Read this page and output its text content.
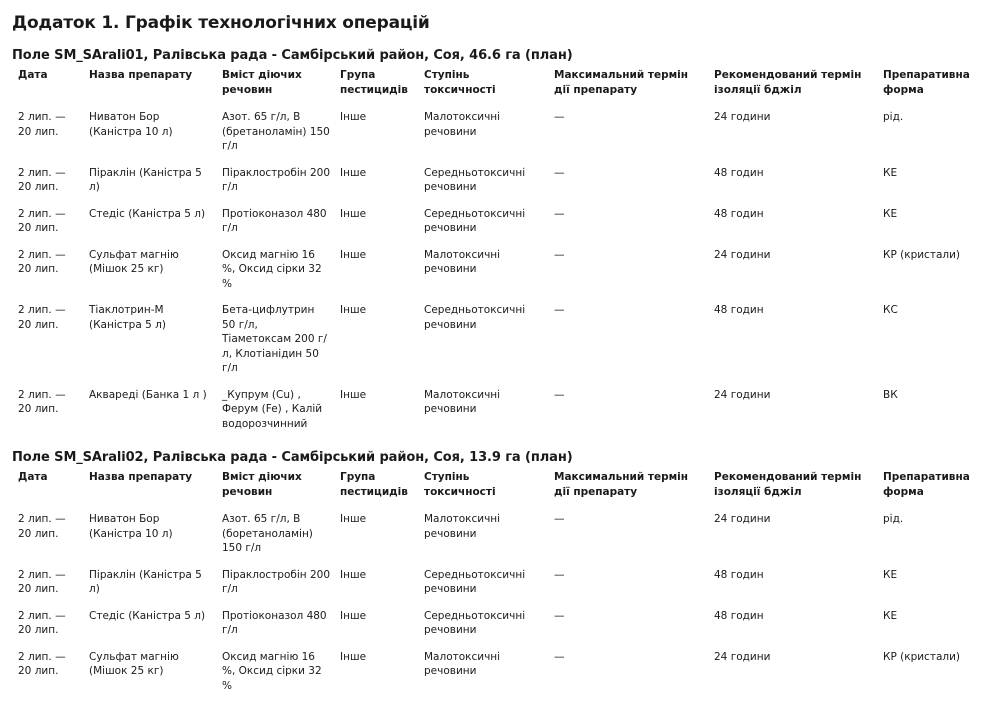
Додаток 1. Графік технологічних операцій
Поле SM_SArali01, Ралівська рада - Самбірський район, Соя, 46.6 га (план)
Дата	Назва препарату	Вміст діючих речовин	Група пестицидів	Ступінь токсичності	Максимальний термін дії препарату	Рекомендований термін ізоляції бджіл	Препаративна форма
2 лип. — 20 лип.	Ниватон Бор (Каністра 10 л)	Азот. 65 г/л, В (бретаноламін) 150 г/л	Інше	Малотоксичні речовини	—	24 години	рід.
2 лип. — 20 лип.	Піраклін (Каністра 5 л)	Піраклостробін 200 г/л	Інше	Середньотоксичні речовини	—	48 годин	КЕ
2 лип. — 20 лип.	Стедіс (Каністра 5 л)	Протіоконазол 480 г/л	Інше	Середньотоксичні речовини	—	48 годин	КЕ
2 лип. — 20 лип.	Сульфат магнію (Мішок 25 кг)	Оксид магнію 16 %, Оксид сірки 32 %	Інше	Малотоксичні речовини	—	24 години	КР (кристали)
2 лип. — 20 лип.	Тіаклотрин-М (Каністра 5 л)	Бета-цифлутрин 50 г/л, Тіаметоксам 200 г/л, Клотіанідин 50 г/л	Інше	Середньотоксичні речовини	—	48 годин	КС
2 лип. — 20 лип.	Аквареді (Банка 1 л )	_Купрум (Cu) , Ферум (Fe) , Калій водорозчинний	Інше	Малотоксичні речовини	—	24 години	ВК
Поле SM_SArali02, Ралівська рада - Самбірський район, Соя, 13.9 га (план)
Дата	Назва препарату	Вміст діючих речовин	Група пестицидів	Ступінь токсичності	Максимальний термін дії препарату	Рекомендований термін ізоляції бджіл	Препаративна форма
2 лип. — 20 лип.	Ниватон Бор (Каністра 10 л)	Азот. 65 г/л, В (боретаноламін) 150 г/л	Інше	Малотоксичні речовини	—	24 години	рід.
2 лип. — 20 лип.	Піраклін (Каністра 5 л)	Піраклостробін 200 г/л	Інше	Середньотоксичні речовини	—	48 годин	КЕ
2 лип. — 20 лип.	Стедіс (Каністра 5 л)	Протіоконазол 480 г/л	Інше	Середньотоксичні речовини	—	48 годин	КЕ
2 лип. — 20 лип.	Сульфат магнію (Мішок 25 кг)	Оксид магнію 16 %, Оксид сірки 32 %	Інше	Малотоксичні речовини	—	24 години	КР (кристали)
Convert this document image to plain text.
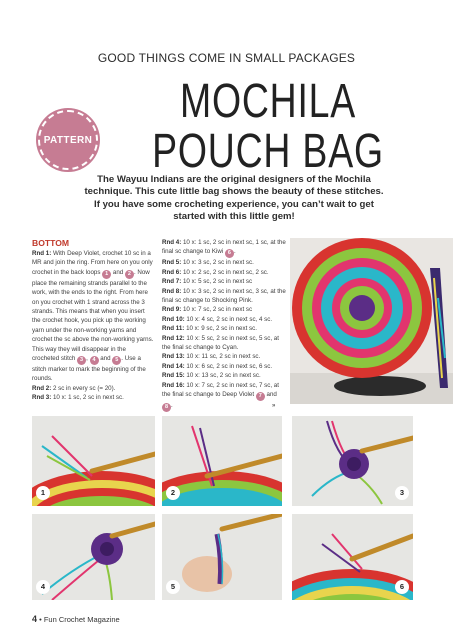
GOOD THINGS COME IN SMALL PACKAGES
MOCHILA
POUCH BAG
PATTERN
The Wayuu Indians are the original designers of the Mochila technique. This cute little bag shows the beauty of these stitches. If you have some crocheting experience, you can’t wait to get started with this little gem!
BOTTOM

Rnd 1: With Deep Violet, crochet 10 sc in a MR and join the ring. From here on you only crochet in the back loops 1 and 2 . Now place the remaining strands parallel to the work, with the ends to the right. From here on you crochet with 1 strand across the 3 strands. This means that when you insert the crochet hook, you pick up the working yarn under the non-working yarns and crochet the sc above the non-working yarns. This way they will disappear in the crocheted stitch 3 , 4 and 5 . Use a stitch marker to mark the beginning of the rounds.

Rnd 2: 2 sc in every sc (= 20).

Rnd 3: 10 x: 1 sc, 2 sc in next sc.

Rnd 4: 10 x: 1 sc, 2 sc in next sc, 1 sc, at the final sc change to Kiwi 6 .

Rnd 5: 10 x: 3 sc, 2 sc in next sc.

Rnd 6: 10 x: 2 sc, 2 sc in next sc, 2 sc.

Rnd 7: 10 x: 5 sc, 2 sc in next sc

Rnd 8: 10 x: 3 sc, 2 sc in next sc, 3 sc, at the final sc change to Shocking Pink.

Rnd 9: 10 x: 7 sc, 2 sc in next sc

Rnd 10: 10 x: 4 sc, 2 sc in next sc, 4 sc.

Rnd 11: 10 x: 9 sc, 2 sc in next sc.

Rnd 12: 10 x: 5 sc, 2 sc in next sc, 5 sc, at the final sc change to Cyan.

Rnd 13: 10 x: 11 sc, 2 sc in next sc.

Rnd 14: 10 x: 6 sc, 2 sc in next sc, 6 sc.

Rnd 15: 10 x: 13 sc, 2 sc in next sc.

Rnd 16: 10 x: 7 sc, 2 sc in next sc, 7 sc, at the final sc change to Deep Violet 7 and 8 .	»
1	2	3
4	5	6
4 • Fun Crochet Magazine
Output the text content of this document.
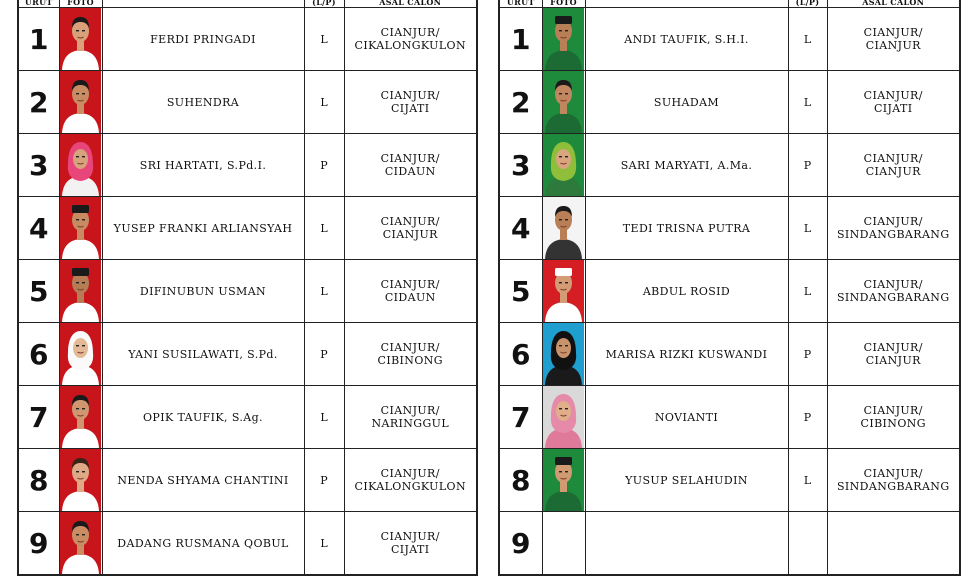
URUT	FOTO		(L/P)	ASAL CALON
1		FERDI PRINGADI	L	CIANJUR/
CIKALONGKULON

2		SUHENDRA	L	CIANJUR/
CIJATI

3		SRI HARTATI, S.Pd.I.	P	CIANJUR/
CIDAUN

4		YUSEP FRANKI ARLIANSYAH	L	CIANJUR/
CIANJUR

5		DIFINUBUN USMAN	L	CIANJUR/
CIDAUN

6		YANI SUSILAWATI, S.Pd.	P	CIANJUR/
CIBINONG

7		OPIK TAUFIK, S.Ag.	L	CIANJUR/
NARINGGUL

8		NENDA SHYAMA CHANTINI	P	CIANJUR/
CIKALONGKULON

9		DADANG RUSMANA QOBUL	L	CIANJUR/
CIJATI
URUT	FOTO		(L/P)	ASAL CALON
1		ANDI TAUFIK, S.H.I.	L	CIANJUR/
CIANJUR

2		SUHADAM	L	CIANJUR/
CIJATI

3		SARI MARYATI, A.Ma.	P	CIANJUR/
CIANJUR

4		TEDI TRISNA PUTRA	L	CIANJUR/
SINDANGBARANG

5		ABDUL ROSID	L	CIANJUR/
SINDANGBARANG

6		MARISA RIZKI KUSWANDI	P	CIANJUR/
CIANJUR

7		NOVIANTI	P	CIANJUR/
CIBINONG

8		YUSUP SELAHUDIN	L	CIANJUR/
SINDANGBARANG

9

----

Select and copy each line from the data that includes the word "change".

Rnd 4: 10 x: 1 sc, 2 sc in next sc, 1 sc, at the final sc change to Kiwi 6 .
Rnd 8: 10 x: 3 sc, 2 sc in next sc, 3 sc, at the final sc change to Shocking Pink.
Rnd 12: 10 x: 5 sc, 2 sc in next sc, 5 sc, at the final sc change to Cyan.
Rnd 16: 10 x: 7 sc, 2 sc in next sc, 7 sc, at the final sc change to Deep Violet 7 and 8 .	»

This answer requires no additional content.